### Your instructions:
Identify all lines in the data containing the string "document". Copy them out.

### Entries shown:
++++++++++++++++++++
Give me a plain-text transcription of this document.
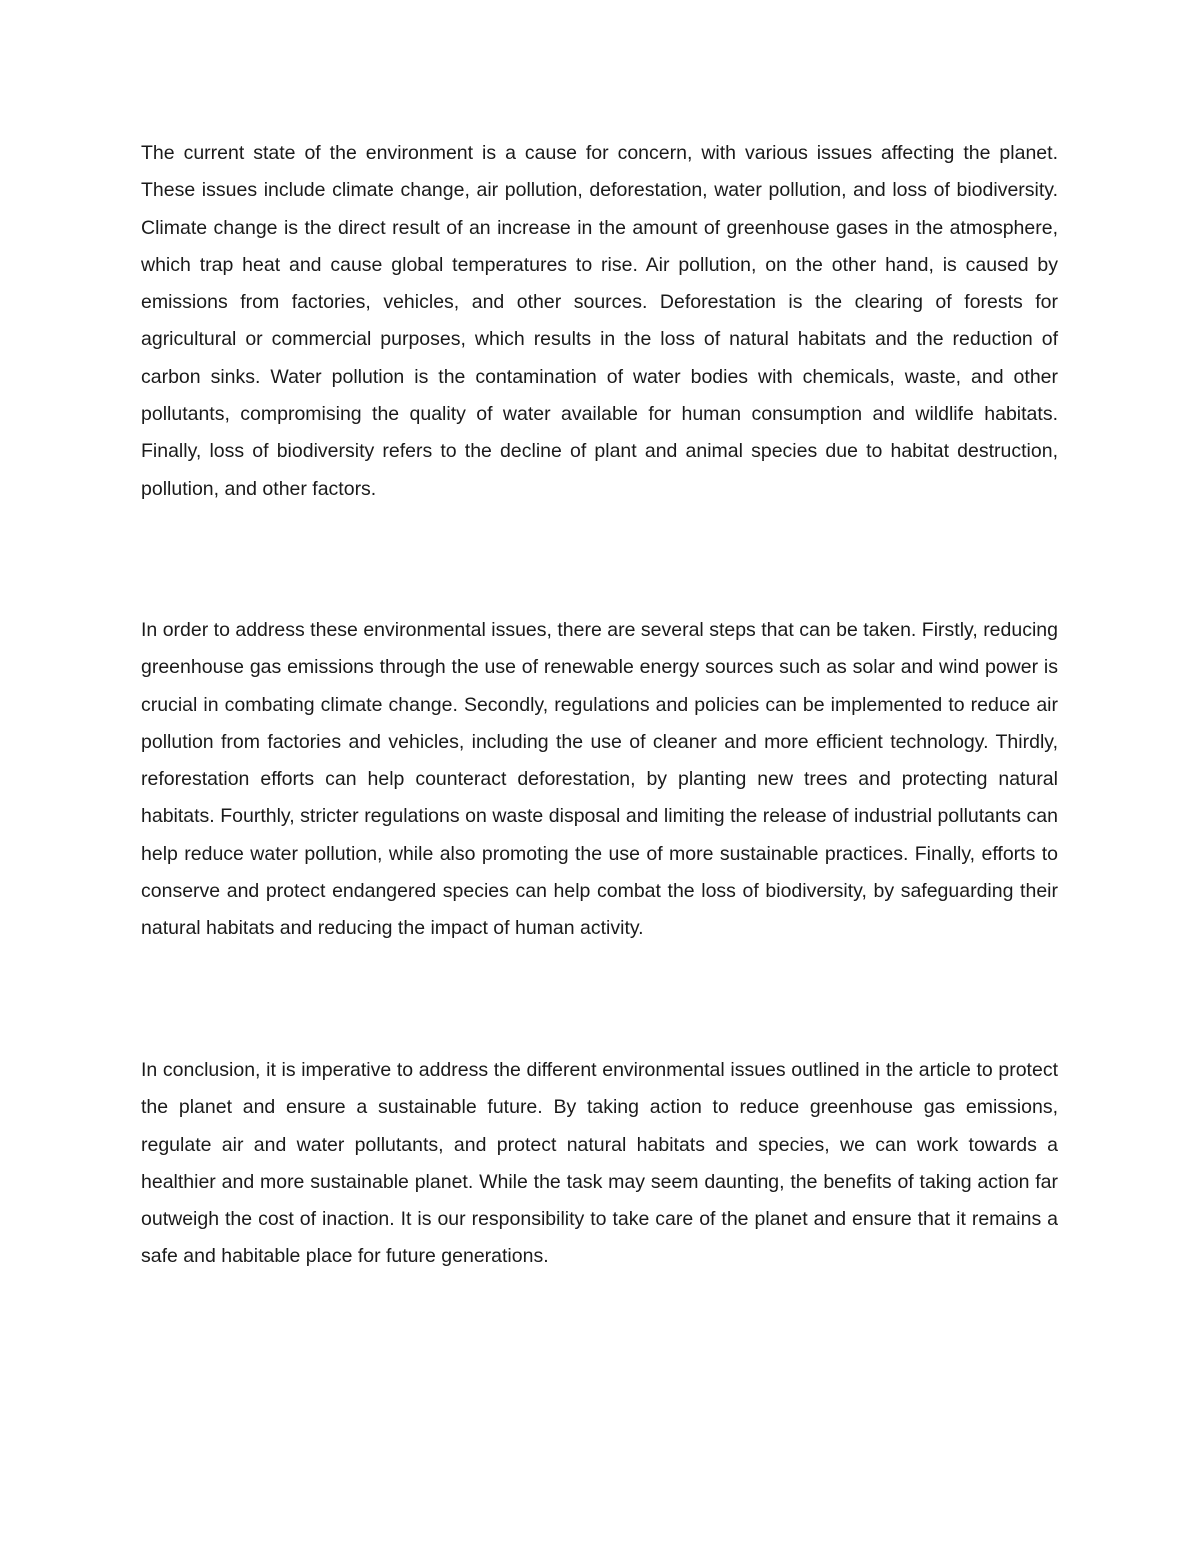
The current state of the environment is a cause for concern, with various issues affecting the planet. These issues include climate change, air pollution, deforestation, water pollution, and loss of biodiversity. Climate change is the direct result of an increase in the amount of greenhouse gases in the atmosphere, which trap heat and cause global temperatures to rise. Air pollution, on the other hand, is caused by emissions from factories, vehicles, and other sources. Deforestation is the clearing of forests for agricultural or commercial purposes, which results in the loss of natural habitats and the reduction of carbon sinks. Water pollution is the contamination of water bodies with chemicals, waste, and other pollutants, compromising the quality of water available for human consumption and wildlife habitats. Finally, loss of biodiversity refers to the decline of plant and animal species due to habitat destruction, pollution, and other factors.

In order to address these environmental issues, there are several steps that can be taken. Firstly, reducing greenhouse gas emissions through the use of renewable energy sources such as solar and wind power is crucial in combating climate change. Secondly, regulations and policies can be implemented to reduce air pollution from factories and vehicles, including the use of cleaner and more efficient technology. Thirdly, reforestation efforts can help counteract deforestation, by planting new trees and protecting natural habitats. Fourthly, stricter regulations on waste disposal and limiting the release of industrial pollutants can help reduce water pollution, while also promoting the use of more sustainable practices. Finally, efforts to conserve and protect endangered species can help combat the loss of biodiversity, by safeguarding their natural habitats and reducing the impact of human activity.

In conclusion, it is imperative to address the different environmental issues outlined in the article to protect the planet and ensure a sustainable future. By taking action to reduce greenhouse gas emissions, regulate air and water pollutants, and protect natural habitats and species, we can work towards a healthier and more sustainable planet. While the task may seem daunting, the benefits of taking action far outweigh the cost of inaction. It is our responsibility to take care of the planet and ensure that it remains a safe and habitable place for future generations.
++++++++++++++++++++
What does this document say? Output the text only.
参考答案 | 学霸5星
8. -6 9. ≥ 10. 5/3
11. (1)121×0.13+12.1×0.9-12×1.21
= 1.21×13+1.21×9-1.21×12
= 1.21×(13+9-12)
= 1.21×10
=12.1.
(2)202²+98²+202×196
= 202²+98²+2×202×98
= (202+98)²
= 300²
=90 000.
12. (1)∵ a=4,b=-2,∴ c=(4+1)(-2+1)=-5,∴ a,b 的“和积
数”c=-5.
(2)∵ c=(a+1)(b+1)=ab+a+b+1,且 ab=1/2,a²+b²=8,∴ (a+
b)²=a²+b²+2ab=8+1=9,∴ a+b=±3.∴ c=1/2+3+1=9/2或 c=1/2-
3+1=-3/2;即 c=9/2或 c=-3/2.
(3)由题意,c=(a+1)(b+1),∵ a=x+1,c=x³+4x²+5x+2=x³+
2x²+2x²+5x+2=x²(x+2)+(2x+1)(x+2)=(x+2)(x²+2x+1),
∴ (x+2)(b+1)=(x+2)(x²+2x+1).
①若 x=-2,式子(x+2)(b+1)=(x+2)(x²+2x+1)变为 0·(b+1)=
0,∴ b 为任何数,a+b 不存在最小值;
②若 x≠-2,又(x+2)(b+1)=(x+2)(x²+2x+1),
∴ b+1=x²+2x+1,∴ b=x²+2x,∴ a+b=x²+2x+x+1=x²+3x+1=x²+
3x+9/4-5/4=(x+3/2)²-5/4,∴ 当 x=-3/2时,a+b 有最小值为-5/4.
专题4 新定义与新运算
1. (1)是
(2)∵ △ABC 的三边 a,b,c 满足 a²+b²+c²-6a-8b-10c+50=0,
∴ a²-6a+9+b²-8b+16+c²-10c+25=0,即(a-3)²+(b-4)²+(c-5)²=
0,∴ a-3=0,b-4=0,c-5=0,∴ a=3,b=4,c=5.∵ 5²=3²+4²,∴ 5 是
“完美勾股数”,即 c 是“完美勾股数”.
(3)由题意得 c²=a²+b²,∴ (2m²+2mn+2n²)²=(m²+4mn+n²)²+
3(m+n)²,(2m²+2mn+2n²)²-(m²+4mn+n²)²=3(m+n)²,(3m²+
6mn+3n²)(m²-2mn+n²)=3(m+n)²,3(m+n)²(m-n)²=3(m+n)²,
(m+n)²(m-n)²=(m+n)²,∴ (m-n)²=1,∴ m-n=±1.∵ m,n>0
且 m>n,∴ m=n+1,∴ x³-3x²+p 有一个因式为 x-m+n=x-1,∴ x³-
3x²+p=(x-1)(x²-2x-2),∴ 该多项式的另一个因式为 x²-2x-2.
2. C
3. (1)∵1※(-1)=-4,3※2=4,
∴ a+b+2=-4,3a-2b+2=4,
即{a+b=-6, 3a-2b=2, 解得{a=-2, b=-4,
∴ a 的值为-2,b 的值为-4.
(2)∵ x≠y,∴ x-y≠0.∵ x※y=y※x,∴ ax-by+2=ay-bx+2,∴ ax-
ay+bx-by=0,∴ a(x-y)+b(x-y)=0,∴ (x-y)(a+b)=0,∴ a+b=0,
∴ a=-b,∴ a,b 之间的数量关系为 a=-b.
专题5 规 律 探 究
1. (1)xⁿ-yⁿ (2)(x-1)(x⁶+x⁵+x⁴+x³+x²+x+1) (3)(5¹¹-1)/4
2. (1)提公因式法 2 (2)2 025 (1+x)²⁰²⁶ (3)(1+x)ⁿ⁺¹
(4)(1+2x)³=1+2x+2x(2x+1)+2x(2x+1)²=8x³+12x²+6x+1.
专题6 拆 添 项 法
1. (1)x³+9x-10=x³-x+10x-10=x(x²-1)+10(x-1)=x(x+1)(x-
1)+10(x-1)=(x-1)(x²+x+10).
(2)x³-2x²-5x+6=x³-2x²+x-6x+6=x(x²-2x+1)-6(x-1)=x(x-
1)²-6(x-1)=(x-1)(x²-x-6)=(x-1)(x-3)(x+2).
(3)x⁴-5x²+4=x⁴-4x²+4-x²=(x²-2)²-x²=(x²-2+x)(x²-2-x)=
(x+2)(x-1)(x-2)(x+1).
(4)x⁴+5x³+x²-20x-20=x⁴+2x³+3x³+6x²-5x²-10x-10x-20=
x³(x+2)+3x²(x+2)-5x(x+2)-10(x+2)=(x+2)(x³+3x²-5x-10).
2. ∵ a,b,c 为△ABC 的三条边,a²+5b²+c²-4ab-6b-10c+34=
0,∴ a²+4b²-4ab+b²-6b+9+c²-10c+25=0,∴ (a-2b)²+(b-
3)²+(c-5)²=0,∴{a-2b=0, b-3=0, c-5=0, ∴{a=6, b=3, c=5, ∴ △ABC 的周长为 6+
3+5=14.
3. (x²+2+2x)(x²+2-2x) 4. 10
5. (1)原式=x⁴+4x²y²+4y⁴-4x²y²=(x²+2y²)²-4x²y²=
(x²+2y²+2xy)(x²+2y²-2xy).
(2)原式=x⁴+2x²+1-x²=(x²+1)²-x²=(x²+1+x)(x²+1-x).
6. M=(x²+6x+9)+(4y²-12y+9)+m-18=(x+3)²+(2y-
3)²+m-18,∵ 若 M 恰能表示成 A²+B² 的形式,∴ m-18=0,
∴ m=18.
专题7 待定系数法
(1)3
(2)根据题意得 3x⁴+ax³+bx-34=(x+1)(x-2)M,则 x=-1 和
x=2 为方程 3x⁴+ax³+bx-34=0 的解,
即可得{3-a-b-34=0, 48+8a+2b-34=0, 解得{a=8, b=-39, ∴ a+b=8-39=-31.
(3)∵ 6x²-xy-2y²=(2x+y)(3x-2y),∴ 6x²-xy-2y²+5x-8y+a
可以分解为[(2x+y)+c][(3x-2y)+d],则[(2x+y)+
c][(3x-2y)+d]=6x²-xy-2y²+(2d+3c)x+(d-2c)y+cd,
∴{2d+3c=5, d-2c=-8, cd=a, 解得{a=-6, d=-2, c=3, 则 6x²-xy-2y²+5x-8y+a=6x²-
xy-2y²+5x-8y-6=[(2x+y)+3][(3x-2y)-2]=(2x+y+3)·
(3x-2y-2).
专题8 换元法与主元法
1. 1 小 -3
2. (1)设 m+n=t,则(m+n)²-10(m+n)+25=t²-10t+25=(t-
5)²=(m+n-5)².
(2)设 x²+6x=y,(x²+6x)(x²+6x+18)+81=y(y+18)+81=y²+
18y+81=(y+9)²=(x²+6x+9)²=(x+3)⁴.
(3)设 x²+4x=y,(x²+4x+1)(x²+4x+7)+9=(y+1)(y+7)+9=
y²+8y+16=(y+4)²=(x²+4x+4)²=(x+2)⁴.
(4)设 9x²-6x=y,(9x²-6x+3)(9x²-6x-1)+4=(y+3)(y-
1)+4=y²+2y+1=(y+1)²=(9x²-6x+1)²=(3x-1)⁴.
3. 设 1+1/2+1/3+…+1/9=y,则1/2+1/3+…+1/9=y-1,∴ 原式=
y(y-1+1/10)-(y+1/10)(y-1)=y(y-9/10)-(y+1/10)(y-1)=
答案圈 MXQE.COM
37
++++++++++++++++++++
### Task result:
Give me a plain-text transcription of this document.
What does this document say? Output the text only.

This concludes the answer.